[Saved entries]
============================================================

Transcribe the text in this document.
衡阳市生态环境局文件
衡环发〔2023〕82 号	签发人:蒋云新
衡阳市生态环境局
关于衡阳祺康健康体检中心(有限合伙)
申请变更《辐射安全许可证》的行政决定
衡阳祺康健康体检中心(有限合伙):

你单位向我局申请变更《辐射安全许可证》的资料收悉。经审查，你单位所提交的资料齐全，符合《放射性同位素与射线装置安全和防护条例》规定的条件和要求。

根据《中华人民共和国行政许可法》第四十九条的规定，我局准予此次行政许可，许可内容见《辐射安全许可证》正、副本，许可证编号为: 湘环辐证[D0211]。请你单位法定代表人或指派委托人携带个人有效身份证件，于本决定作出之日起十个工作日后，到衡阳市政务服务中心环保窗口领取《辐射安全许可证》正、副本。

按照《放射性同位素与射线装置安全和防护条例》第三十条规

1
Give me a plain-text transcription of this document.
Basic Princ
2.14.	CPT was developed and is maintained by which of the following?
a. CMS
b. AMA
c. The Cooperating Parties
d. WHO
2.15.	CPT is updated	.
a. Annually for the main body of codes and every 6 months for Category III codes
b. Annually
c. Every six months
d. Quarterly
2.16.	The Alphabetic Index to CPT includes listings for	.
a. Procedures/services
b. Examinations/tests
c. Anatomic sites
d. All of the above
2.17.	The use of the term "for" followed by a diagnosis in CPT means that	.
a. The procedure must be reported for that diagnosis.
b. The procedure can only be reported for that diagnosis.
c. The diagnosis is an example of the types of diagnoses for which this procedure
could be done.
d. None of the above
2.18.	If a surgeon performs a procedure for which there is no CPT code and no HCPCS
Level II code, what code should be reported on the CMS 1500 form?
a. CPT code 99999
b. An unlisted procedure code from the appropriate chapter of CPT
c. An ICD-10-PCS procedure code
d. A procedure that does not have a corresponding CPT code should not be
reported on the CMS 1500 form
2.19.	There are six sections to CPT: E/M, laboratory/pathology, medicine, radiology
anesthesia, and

============================================================

◆ **Work to do**
Pull out every line in the data above that has the word "diagnosis".

◆ **Exercise result**
2.17.	The use of the term "for" followed by a diagnosis in CPT means that	.
a. The procedure must be reported for that diagnosis.
b. The procedure can only be reported for that diagnosis.
c. The diagnosis is an example of the types of diagnoses for which this procedure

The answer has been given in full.